**Task to carry out**
Could you write out the records below exactly as they appear, leaving out any pictures?

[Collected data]
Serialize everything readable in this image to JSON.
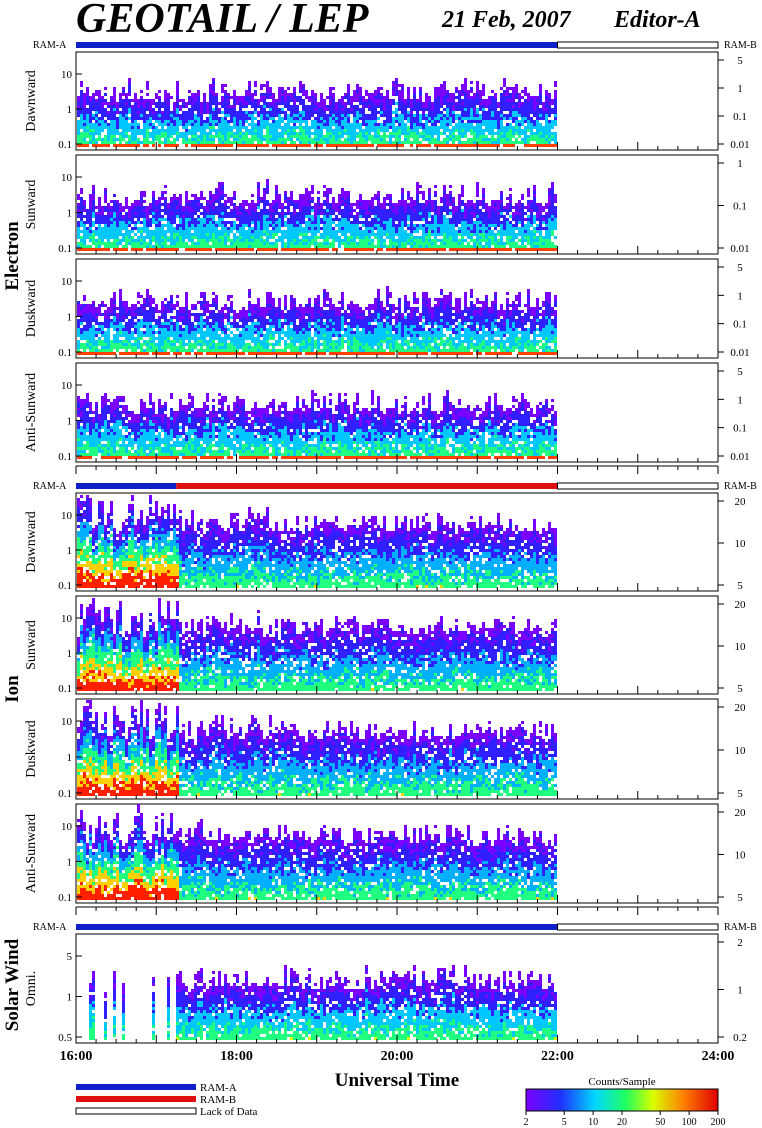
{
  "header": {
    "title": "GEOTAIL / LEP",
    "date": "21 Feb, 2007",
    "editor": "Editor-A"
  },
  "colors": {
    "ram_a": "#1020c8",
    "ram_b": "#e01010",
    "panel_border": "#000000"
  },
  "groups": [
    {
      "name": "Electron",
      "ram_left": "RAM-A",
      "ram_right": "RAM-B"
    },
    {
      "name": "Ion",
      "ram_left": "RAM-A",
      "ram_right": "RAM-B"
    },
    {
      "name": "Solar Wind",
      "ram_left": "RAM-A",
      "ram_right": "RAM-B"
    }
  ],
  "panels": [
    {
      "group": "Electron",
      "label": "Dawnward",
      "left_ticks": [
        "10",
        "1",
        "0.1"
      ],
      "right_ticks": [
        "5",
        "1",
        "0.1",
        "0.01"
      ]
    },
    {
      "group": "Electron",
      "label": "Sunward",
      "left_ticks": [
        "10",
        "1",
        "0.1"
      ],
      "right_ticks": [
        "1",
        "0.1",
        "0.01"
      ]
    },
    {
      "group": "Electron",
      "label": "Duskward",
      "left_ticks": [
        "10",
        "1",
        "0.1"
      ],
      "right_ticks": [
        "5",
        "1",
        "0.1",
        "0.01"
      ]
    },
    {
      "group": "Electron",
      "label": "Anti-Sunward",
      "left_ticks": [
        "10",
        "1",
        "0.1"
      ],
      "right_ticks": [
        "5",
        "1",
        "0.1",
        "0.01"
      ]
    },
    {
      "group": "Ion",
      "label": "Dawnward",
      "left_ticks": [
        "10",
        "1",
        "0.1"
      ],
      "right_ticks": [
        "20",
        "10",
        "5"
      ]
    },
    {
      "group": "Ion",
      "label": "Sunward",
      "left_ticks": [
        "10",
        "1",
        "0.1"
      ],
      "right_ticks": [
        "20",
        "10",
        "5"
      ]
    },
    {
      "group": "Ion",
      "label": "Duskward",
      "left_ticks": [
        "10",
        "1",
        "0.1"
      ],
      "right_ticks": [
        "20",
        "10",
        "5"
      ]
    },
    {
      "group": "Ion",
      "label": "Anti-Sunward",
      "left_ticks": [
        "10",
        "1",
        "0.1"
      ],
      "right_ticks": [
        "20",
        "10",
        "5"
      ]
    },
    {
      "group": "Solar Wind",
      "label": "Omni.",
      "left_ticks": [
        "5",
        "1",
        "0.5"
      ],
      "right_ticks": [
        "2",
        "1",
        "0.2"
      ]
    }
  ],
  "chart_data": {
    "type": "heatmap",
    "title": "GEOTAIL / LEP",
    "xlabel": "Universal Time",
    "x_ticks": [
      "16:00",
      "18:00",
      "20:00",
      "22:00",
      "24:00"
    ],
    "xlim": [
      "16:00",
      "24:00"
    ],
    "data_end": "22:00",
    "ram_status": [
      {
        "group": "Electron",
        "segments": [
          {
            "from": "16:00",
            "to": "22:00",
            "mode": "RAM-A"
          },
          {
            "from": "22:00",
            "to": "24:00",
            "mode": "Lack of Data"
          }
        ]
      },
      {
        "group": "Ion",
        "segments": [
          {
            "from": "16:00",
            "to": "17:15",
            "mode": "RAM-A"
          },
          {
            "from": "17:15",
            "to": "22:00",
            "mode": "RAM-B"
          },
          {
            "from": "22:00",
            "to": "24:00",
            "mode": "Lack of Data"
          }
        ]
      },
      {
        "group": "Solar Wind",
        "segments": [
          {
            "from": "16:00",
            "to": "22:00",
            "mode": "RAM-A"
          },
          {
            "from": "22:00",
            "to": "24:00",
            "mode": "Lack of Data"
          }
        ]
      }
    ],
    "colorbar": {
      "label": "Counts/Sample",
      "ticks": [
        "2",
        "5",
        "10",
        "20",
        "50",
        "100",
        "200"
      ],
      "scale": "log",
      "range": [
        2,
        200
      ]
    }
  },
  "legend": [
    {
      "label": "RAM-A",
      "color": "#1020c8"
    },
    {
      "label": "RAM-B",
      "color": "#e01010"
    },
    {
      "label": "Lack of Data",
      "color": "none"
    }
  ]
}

**Solution for this exercise**
Serialize everything readable in this image to JSON.
{
  "header": {
    "title": "GEOTAIL / LEP",
    "date": "21 Feb, 2007",
    "editor": "Editor-A"
  },
  "colors": {
    "ram_a": "#1020c8",
    "ram_b": "#e01010",
    "panel_border": "#000000"
  },
  "groups": [
    {
      "name": "Electron",
      "ram_left": "RAM-A",
      "ram_right": "RAM-B"
    },
    {
      "name": "Ion",
      "ram_left": "RAM-A",
      "ram_right": "RAM-B"
    },
    {
      "name": "Solar Wind",
      "ram_left": "RAM-A",
      "ram_right": "RAM-B"
    }
  ],
  "panels": [
    {
      "group": "Electron",
      "label": "Dawnward",
      "left_ticks": [
        "10",
        "1",
        "0.1"
      ],
      "right_ticks": [
        "5",
        "1",
        "0.1",
        "0.01"
      ]
    },
    {
      "group": "Electron",
      "label": "Sunward",
      "left_ticks": [
        "10",
        "1",
        "0.1"
      ],
      "right_ticks": [
        "1",
        "0.1",
        "0.01"
      ]
    },
    {
      "group": "Electron",
      "label": "Duskward",
      "left_ticks": [
        "10",
        "1",
        "0.1"
      ],
      "right_ticks": [
        "5",
        "1",
        "0.1",
        "0.01"
      ]
    },
    {
      "group": "Electron",
      "label": "Anti-Sunward",
      "left_ticks": [
        "10",
        "1",
        "0.1"
      ],
      "right_ticks": [
        "5",
        "1",
        "0.1",
        "0.01"
      ]
    },
    {
      "group": "Ion",
      "label": "Dawnward",
      "left_ticks": [
        "10",
        "1",
        "0.1"
      ],
      "right_ticks": [
        "20",
        "10",
        "5"
      ]
    },
    {
      "group": "Ion",
      "label": "Sunward",
      "left_ticks": [
        "10",
        "1",
        "0.1"
      ],
      "right_ticks": [
        "20",
        "10",
        "5"
      ]
    },
    {
      "group": "Ion",
      "label": "Duskward",
      "left_ticks": [
        "10",
        "1",
        "0.1"
      ],
      "right_ticks": [
        "20",
        "10",
        "5"
      ]
    },
    {
      "group": "Ion",
      "label": "Anti-Sunward",
      "left_ticks": [
        "10",
        "1",
        "0.1"
      ],
      "right_ticks": [
        "20",
        "10",
        "5"
      ]
    },
    {
      "group": "Solar Wind",
      "label": "Omni.",
      "left_ticks": [
        "5",
        "1",
        "0.5"
      ],
      "right_ticks": [
        "2",
        "1",
        "0.2"
      ]
    }
  ],
  "chart_data": {
    "type": "heatmap",
    "title": "GEOTAIL / LEP",
    "xlabel": "Universal Time",
    "x_ticks": [
      "16:00",
      "18:00",
      "20:00",
      "22:00",
      "24:00"
    ],
    "xlim": [
      "16:00",
      "24:00"
    ],
    "data_end": "22:00",
    "ram_status": [
      {
        "group": "Electron",
        "segments": [
          {
            "from": "16:00",
            "to": "22:00",
            "mode": "RAM-A"
          },
          {
            "from": "22:00",
            "to": "24:00",
            "mode": "Lack of Data"
          }
        ]
      },
      {
        "group": "Ion",
        "segments": [
          {
            "from": "16:00",
            "to": "17:15",
            "mode": "RAM-A"
          },
          {
            "from": "17:15",
            "to": "22:00",
            "mode": "RAM-B"
          },
          {
            "from": "22:00",
            "to": "24:00",
            "mode": "Lack of Data"
          }
        ]
      },
      {
        "group": "Solar Wind",
        "segments": [
          {
            "from": "16:00",
            "to": "22:00",
            "mode": "RAM-A"
          },
          {
            "from": "22:00",
            "to": "24:00",
            "mode": "Lack of Data"
          }
        ]
      }
    ],
    "colorbar": {
      "label": "Counts/Sample",
      "ticks": [
        "2",
        "5",
        "10",
        "20",
        "50",
        "100",
        "200"
      ],
      "scale": "log",
      "range": [
        2,
        200
      ]
    }
  },
  "legend": [
    {
      "label": "RAM-A",
      "color": "#1020c8"
    },
    {
      "label": "RAM-B",
      "color": "#e01010"
    },
    {
      "label": "Lack of Data",
      "color": "none"
    }
  ]
}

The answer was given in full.